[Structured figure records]
_ _ _ _
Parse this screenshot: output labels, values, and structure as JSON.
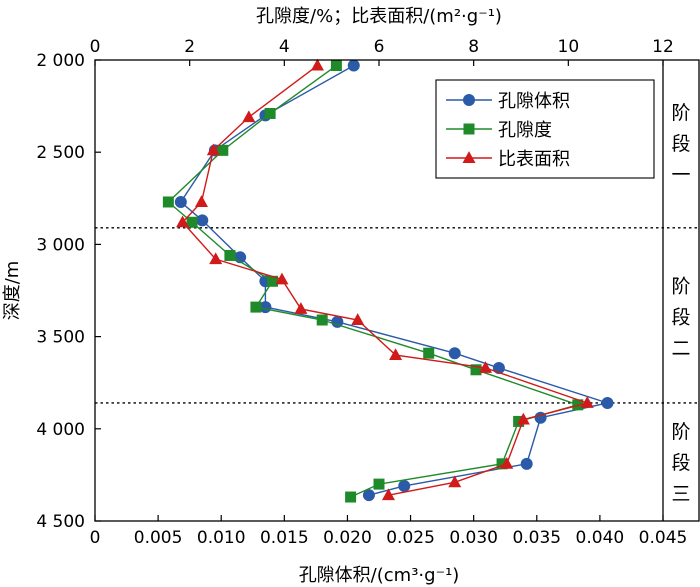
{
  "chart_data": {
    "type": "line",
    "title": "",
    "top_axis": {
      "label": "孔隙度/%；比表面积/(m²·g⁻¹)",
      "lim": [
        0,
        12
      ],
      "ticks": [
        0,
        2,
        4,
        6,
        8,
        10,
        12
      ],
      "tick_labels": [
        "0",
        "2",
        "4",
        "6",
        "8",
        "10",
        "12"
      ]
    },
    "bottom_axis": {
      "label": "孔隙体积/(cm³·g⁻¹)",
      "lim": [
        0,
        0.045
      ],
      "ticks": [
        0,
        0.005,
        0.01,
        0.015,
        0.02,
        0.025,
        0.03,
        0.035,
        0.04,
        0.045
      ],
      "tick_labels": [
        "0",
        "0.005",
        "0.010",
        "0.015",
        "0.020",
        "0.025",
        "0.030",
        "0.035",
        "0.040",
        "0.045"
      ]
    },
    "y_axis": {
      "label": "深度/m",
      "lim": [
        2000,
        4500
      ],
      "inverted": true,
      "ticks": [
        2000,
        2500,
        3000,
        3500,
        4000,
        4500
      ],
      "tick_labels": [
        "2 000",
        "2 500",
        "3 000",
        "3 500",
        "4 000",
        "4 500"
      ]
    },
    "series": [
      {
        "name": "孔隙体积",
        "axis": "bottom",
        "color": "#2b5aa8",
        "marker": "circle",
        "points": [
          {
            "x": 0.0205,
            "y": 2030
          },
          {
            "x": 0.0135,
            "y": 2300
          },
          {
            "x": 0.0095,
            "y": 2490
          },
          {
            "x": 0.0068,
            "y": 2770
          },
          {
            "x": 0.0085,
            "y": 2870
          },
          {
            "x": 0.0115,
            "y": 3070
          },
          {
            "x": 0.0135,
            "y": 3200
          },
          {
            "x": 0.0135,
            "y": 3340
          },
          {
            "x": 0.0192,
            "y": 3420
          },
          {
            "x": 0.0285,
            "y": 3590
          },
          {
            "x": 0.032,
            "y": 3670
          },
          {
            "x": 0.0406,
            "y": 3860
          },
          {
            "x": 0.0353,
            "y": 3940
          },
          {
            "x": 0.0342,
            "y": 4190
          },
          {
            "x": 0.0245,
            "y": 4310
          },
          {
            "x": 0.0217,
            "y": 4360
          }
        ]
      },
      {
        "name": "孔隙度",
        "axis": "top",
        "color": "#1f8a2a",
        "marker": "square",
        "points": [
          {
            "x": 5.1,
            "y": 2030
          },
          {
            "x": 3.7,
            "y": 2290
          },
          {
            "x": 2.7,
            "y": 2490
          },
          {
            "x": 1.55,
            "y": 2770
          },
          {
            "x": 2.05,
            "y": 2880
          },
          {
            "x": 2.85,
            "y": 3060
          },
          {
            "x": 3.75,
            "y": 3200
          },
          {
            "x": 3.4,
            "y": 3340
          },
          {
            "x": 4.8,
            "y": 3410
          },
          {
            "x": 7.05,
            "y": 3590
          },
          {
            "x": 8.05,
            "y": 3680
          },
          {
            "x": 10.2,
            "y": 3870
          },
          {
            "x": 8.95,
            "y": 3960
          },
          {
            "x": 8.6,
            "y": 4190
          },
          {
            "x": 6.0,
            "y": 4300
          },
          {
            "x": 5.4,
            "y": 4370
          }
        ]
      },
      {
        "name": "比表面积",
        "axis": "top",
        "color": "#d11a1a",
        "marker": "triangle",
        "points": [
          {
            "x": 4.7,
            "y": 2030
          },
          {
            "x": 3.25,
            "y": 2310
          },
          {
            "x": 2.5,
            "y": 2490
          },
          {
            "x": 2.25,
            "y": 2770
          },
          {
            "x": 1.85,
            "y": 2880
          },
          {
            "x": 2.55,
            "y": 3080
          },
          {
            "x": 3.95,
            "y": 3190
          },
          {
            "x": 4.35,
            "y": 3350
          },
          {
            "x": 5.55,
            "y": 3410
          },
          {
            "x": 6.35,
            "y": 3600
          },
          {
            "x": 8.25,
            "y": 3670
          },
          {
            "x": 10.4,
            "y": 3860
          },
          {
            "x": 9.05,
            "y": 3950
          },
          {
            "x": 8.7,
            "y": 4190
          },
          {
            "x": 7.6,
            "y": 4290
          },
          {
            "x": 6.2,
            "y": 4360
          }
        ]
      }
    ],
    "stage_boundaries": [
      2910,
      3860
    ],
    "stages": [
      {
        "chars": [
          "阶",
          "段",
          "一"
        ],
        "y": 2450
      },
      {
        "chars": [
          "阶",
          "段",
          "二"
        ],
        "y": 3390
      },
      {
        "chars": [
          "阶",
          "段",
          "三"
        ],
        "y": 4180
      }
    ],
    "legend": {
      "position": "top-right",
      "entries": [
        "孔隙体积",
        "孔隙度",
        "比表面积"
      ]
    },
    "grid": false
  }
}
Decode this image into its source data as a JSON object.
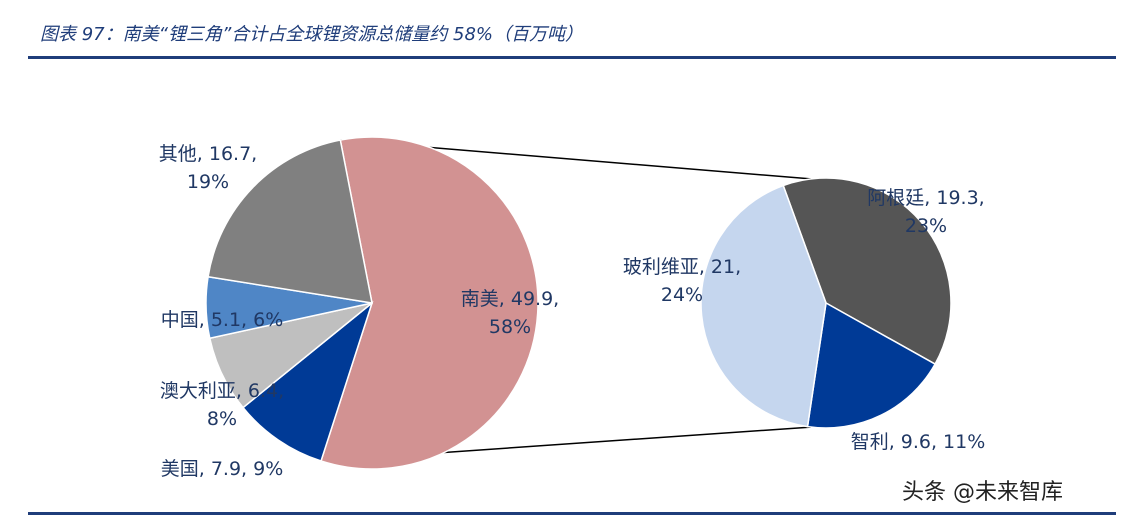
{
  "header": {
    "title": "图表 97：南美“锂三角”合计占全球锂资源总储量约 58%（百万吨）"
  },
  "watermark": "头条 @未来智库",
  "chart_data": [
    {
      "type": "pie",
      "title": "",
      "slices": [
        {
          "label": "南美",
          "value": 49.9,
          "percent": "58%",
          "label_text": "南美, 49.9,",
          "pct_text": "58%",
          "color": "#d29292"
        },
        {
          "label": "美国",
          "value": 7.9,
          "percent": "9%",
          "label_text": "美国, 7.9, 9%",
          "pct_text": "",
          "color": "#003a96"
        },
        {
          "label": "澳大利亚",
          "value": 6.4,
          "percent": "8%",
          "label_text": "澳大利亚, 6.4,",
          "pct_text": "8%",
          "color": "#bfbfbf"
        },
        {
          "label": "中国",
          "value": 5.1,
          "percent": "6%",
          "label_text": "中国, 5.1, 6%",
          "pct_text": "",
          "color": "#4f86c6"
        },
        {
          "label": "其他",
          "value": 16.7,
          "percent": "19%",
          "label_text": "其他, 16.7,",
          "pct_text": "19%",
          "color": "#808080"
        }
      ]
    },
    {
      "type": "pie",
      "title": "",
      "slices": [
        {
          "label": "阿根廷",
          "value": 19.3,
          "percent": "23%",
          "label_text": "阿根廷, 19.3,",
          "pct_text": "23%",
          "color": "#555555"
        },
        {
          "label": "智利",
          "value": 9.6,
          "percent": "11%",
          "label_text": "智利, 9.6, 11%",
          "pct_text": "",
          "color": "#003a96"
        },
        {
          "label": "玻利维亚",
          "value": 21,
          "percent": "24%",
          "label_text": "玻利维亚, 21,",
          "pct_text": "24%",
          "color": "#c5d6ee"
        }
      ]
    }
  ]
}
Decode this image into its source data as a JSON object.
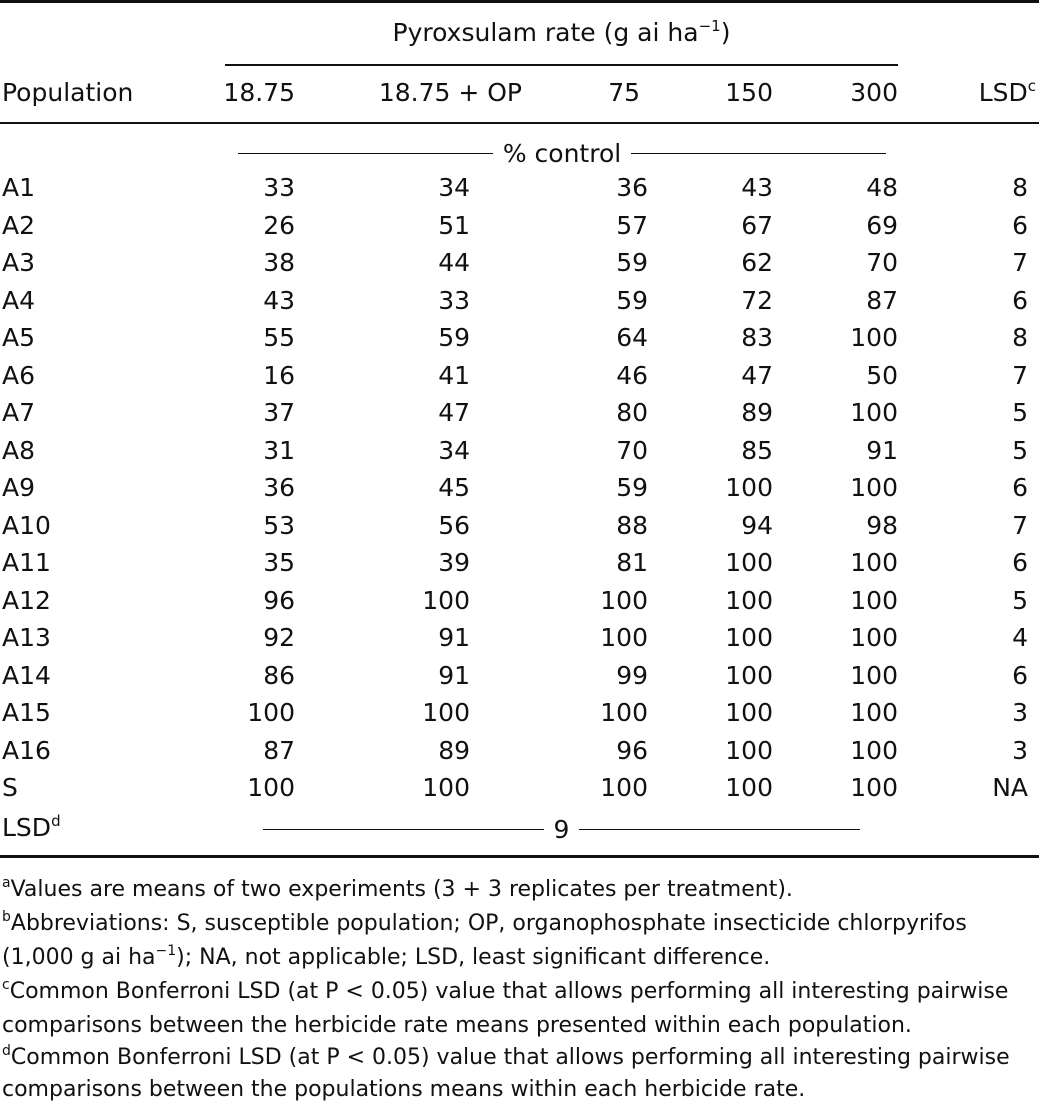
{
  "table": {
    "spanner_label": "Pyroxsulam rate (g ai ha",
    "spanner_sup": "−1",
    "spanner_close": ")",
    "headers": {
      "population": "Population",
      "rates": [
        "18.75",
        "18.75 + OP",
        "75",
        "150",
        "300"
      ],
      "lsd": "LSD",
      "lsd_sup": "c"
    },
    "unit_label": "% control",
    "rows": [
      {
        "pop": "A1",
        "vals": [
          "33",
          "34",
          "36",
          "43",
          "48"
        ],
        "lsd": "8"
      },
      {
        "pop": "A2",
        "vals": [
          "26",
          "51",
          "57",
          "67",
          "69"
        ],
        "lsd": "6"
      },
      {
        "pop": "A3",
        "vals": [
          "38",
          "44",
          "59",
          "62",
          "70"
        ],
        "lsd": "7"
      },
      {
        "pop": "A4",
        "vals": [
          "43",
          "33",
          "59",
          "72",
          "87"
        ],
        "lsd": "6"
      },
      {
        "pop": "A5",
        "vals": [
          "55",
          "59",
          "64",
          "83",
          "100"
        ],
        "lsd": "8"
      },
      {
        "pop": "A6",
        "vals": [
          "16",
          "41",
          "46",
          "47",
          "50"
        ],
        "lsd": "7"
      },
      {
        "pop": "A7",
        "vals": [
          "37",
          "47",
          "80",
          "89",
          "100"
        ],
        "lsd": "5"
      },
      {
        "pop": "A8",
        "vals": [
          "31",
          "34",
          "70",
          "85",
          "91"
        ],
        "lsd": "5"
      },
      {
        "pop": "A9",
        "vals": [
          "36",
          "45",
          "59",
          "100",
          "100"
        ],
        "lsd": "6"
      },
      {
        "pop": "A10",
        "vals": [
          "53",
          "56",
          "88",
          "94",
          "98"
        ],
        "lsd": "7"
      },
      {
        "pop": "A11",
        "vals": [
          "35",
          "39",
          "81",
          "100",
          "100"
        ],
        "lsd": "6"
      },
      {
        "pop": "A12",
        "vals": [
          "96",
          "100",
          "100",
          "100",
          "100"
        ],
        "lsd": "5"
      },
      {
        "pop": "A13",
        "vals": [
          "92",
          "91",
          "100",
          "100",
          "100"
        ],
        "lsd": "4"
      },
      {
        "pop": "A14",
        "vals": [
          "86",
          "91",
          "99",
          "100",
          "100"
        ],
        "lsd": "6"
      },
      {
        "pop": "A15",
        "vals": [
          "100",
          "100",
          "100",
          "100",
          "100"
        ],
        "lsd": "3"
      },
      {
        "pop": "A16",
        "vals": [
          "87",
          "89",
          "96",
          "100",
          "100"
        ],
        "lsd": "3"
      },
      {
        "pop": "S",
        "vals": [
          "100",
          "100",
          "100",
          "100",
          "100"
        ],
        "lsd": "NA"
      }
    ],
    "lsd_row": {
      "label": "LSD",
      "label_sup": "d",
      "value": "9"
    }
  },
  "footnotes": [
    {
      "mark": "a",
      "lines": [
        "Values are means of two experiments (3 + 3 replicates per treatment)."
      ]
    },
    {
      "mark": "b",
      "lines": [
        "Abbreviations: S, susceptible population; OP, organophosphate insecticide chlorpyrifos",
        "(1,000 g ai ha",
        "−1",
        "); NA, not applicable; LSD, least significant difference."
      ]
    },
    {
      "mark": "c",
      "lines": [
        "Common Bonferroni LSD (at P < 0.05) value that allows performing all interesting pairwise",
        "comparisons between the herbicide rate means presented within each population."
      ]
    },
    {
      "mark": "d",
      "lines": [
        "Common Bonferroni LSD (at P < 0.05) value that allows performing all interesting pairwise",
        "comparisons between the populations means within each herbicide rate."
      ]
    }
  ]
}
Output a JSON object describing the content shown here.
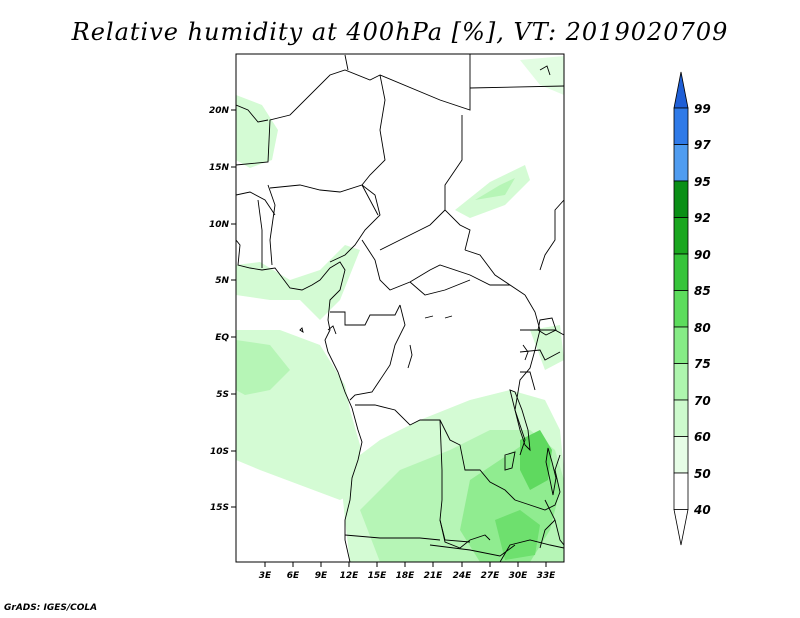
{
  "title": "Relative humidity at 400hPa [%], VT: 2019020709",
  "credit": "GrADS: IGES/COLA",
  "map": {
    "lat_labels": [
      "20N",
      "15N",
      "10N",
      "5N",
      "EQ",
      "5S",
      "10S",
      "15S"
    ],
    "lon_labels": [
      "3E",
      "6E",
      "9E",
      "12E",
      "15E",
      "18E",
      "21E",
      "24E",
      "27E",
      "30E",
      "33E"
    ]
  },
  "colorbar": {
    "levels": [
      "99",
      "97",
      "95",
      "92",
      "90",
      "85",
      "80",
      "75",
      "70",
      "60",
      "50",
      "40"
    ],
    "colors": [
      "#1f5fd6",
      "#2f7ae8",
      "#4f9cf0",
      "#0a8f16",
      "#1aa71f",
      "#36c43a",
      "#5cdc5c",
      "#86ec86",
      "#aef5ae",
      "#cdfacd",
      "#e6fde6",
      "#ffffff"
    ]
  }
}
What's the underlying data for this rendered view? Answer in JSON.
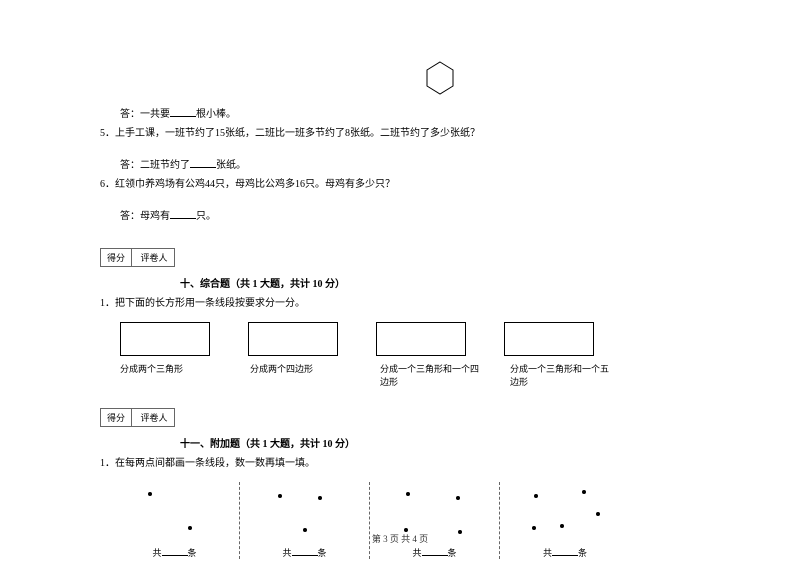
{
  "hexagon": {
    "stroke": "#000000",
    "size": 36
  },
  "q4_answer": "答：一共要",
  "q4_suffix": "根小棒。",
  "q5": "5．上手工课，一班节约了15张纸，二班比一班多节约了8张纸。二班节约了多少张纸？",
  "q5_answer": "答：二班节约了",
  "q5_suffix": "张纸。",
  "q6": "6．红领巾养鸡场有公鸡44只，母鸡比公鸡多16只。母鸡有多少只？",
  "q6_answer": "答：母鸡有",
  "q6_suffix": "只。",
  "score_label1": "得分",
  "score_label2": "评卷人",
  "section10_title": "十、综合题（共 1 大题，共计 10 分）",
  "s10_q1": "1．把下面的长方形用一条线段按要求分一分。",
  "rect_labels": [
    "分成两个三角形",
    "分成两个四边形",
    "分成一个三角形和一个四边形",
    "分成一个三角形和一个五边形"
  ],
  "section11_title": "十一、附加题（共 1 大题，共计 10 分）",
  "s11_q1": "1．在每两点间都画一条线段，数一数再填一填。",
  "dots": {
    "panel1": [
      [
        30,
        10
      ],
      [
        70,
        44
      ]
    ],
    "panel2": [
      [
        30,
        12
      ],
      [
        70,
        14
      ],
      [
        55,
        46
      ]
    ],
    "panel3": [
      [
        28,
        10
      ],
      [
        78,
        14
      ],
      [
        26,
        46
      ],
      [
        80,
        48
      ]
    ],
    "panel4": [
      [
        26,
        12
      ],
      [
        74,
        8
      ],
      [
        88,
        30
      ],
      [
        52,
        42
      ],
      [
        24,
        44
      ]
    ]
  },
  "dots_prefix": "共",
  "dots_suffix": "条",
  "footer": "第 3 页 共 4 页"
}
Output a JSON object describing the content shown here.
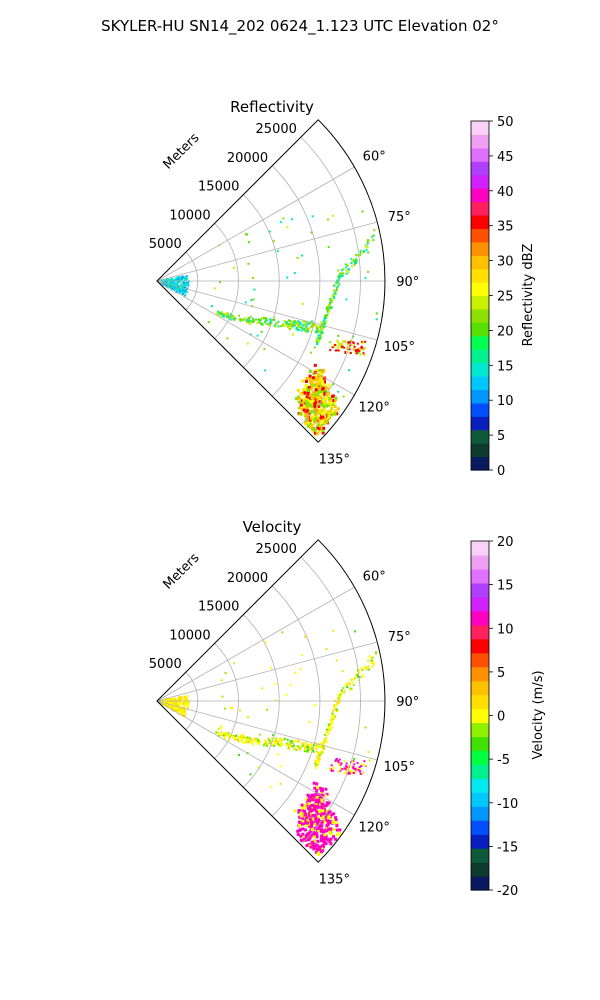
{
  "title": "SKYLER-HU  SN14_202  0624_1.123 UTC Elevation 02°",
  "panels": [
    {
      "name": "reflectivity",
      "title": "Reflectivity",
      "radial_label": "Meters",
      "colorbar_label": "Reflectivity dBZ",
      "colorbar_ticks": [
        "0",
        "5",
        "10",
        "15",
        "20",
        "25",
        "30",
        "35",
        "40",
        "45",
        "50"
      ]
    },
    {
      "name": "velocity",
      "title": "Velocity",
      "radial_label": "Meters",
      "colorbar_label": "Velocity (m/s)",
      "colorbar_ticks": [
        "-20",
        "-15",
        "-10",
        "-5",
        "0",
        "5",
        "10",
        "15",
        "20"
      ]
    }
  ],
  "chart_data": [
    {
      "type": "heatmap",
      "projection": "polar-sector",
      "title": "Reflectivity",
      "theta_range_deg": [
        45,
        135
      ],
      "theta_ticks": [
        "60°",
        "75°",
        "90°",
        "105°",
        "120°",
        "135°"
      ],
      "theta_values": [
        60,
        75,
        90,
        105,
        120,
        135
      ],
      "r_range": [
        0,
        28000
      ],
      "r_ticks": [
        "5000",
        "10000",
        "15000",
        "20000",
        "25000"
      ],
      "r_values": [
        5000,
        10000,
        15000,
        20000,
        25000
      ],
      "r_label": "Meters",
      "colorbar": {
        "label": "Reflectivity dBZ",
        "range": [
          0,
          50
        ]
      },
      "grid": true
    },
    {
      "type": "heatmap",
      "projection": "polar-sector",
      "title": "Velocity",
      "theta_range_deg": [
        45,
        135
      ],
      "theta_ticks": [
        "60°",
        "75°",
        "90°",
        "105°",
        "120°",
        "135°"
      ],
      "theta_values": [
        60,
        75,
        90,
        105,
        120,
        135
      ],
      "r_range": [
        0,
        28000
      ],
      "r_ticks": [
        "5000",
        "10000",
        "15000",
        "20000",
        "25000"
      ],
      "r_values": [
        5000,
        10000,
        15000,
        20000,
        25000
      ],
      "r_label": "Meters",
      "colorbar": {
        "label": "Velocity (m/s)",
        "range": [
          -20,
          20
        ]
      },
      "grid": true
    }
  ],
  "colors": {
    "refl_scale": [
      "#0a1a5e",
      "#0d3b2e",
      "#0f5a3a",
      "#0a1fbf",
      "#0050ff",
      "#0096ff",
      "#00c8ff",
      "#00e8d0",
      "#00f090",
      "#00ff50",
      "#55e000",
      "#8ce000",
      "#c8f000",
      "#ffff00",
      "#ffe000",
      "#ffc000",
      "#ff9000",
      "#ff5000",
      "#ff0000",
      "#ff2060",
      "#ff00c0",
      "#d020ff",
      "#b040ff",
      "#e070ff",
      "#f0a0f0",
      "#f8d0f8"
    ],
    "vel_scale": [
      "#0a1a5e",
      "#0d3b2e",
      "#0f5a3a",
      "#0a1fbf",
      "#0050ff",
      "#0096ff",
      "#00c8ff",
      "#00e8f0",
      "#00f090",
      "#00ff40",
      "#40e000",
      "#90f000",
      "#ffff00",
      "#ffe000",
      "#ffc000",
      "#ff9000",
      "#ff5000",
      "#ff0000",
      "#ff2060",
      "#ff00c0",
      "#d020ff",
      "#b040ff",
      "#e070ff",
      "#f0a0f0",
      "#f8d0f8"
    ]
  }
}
_ _ _ _
CHALLENGE = Copy out every line in the entries above that holds "each".

WRITTEN SOLUTION =
        "comparisons between the herbicide rate means presented within each population."
        "comparisons between the populations means within each herbicide rate."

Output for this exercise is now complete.